- REQUEST
Write the next part of the excerpt on Marathon Oil's spin-off tax exposure and preferred stock, starting after its final sentence.

- PAGE
— BEGIN —

If, notwithstanding receipt of the private letter ruling and opinion of counsel, the spin-off were determined not to qualify under Section 355 of the Code, each U.S. holder of our common stock who received shares of MPC common stock in the spin-off would generally be treated as receiving a taxable distribution of property in an amount equal to the fair market value of the shares of MPC common stock received. That distribution would be taxable to each such stockholder as a dividend to the extent of our accumulated earnings and profits as of the effective date of the spin-off. For each such stockholder, any amount that exceeded those earnings and profits would be treated first as a non-taxable return of capital to the extent of such stockholder’s tax basis in its shares of our common stock with any remaining amount being taxed as a capital gain. We would be subject to tax as if we had sold all the outstanding shares of MPC common stock in a taxable sale for their fair market value and would recognize taxable gain in an amount equal to the excess of the fair market value of such shares over our tax basis in such shares.
Under the terms of the Tax Sharing Agreement we entered into with MPC in connection with the spin-off, MPC is generally responsible for any taxes imposed on MPC or us and our subsidiaries in the event that the spin-off and/or certain related transactions were to fail to qualify for tax-free treatment as a result of actions taken, or breaches of representations and warranties made in the Tax Sharing Agreement, by MPC or any of its affiliates. However, if the spin-off and/or certain related transactions were to fail to qualify for tax-free treatment because of actions or failures to act by us or any of our affiliates, we would be responsible for all such taxes.
We may issue preferred stock whose terms could dilute the voting power or reduce the value of Marathon Oil common stock.
Our restated certificate of incorporation authorizes us to issue, without the approval of our stockholders, one or more classes or series of preferred stock having such preferences, powers and relative, participating, optional and other rights, including preferences over Marathon Oil common stock respecting dividends and distributions, as our Board of Directors generally may determine. The terms of one or more classes or series of preferred stock could dilute the voting power or reduce the value of Marathon Oil common stock. For example, we could grant holders of preferred stock the right to elect some number of our directors in all events or on the happening of specified events or the right to veto specified transactions. Similarly, the repurchase or redemption rights or liquidation preferences we could assign to holders of preferred stock could affect the residual value of the common stock.

— END —

- AVAILABLE DATA
— BEGIN —

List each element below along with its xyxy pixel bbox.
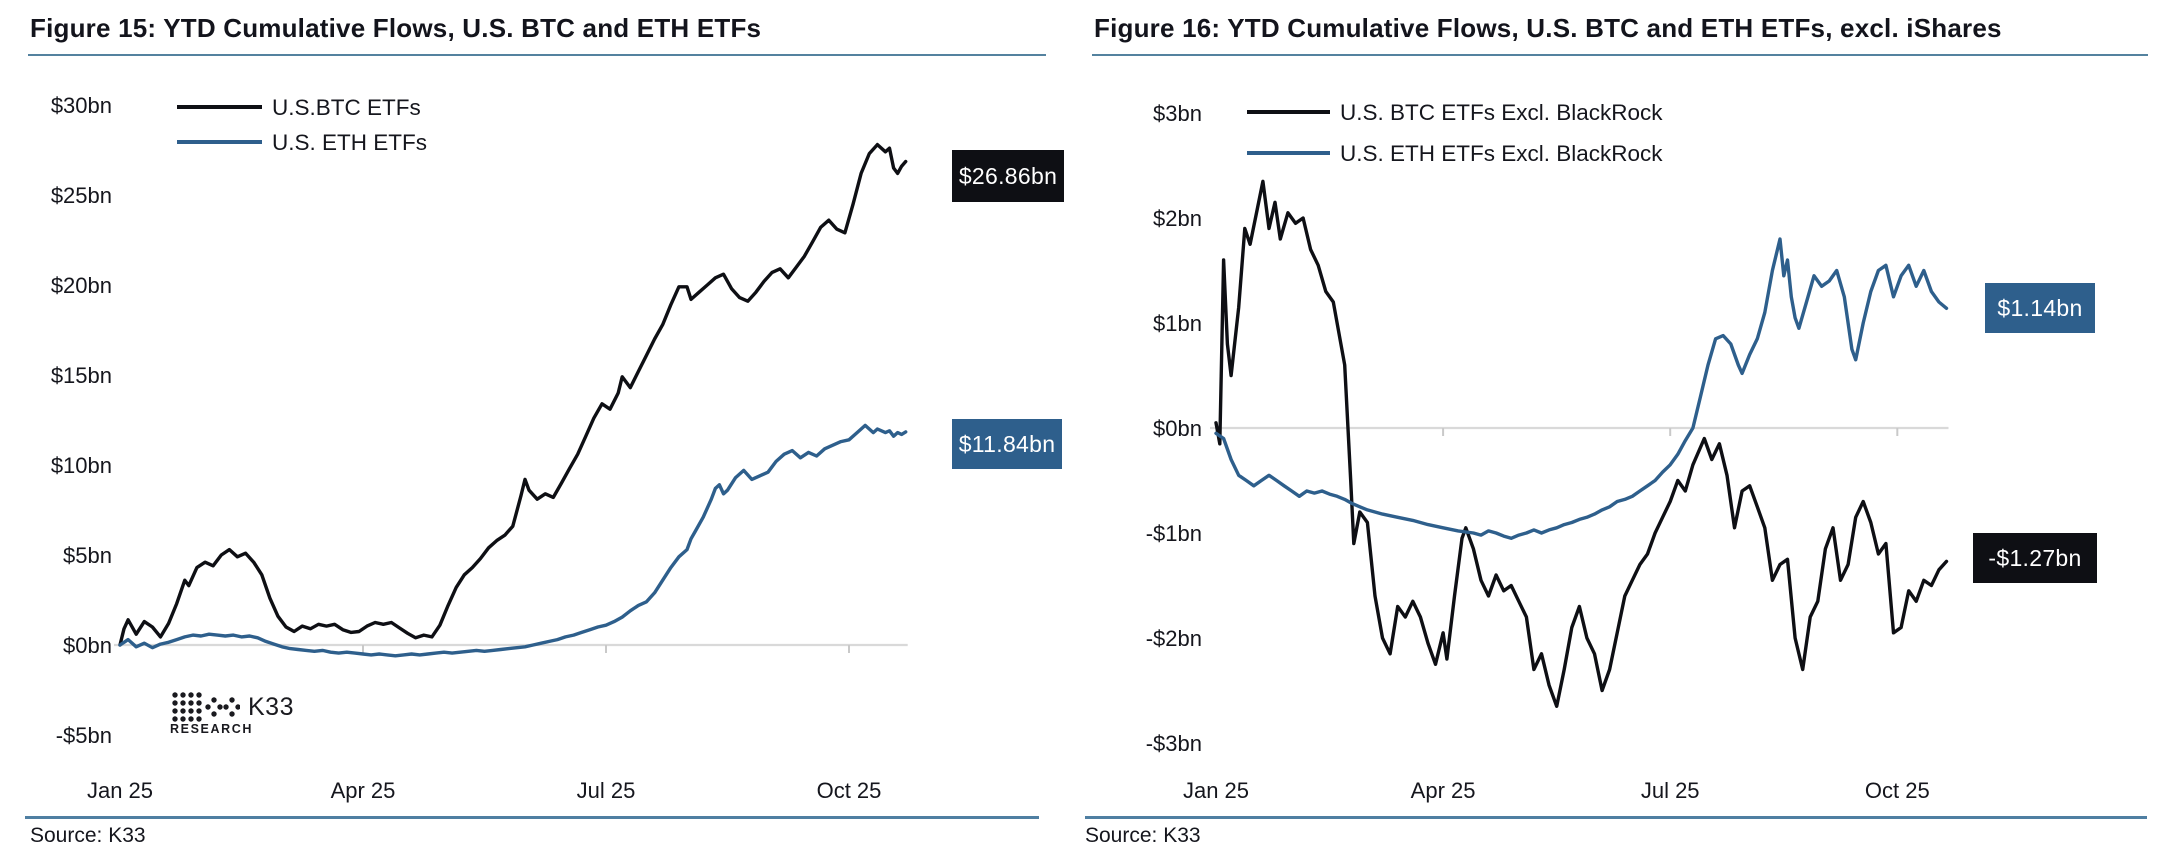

— END —

- THE OUTPUT
Item 1B. Unresolved Staff Comments
None.
Item 2. Properties
The location and general character of our principal crude oil and condensate, NGLs and natural gas properties and facilities, and other important physical properties have been described by segment under Item 1. Business.

23


Estimated net proved crude oil and condensate, NGLs and natural gas reserves and the basis for estimating these reserves are set forth in Item 8. Financial Statements and Supplementary Data – Supplementary Information on Oil and Gas Producing Activities.
Item 3. Legal Proceedings
We are a defendant in a number of legal and administrative proceedings arising in the ordinary course of business, including, but not limited to, royalty claims, contract claims, tax disputes and environmental claims. While the ultimate outcome and impact to us cannot be predicted with certainty, we believe the resolution of these proceedings will not have a material adverse effect on our consolidated financial position, results of operations or cash flows.
See Item 8. Financial Statements and Supplementary Data – Note 25 to the consolidated financial statements for a description of such legal and administrative proceedings.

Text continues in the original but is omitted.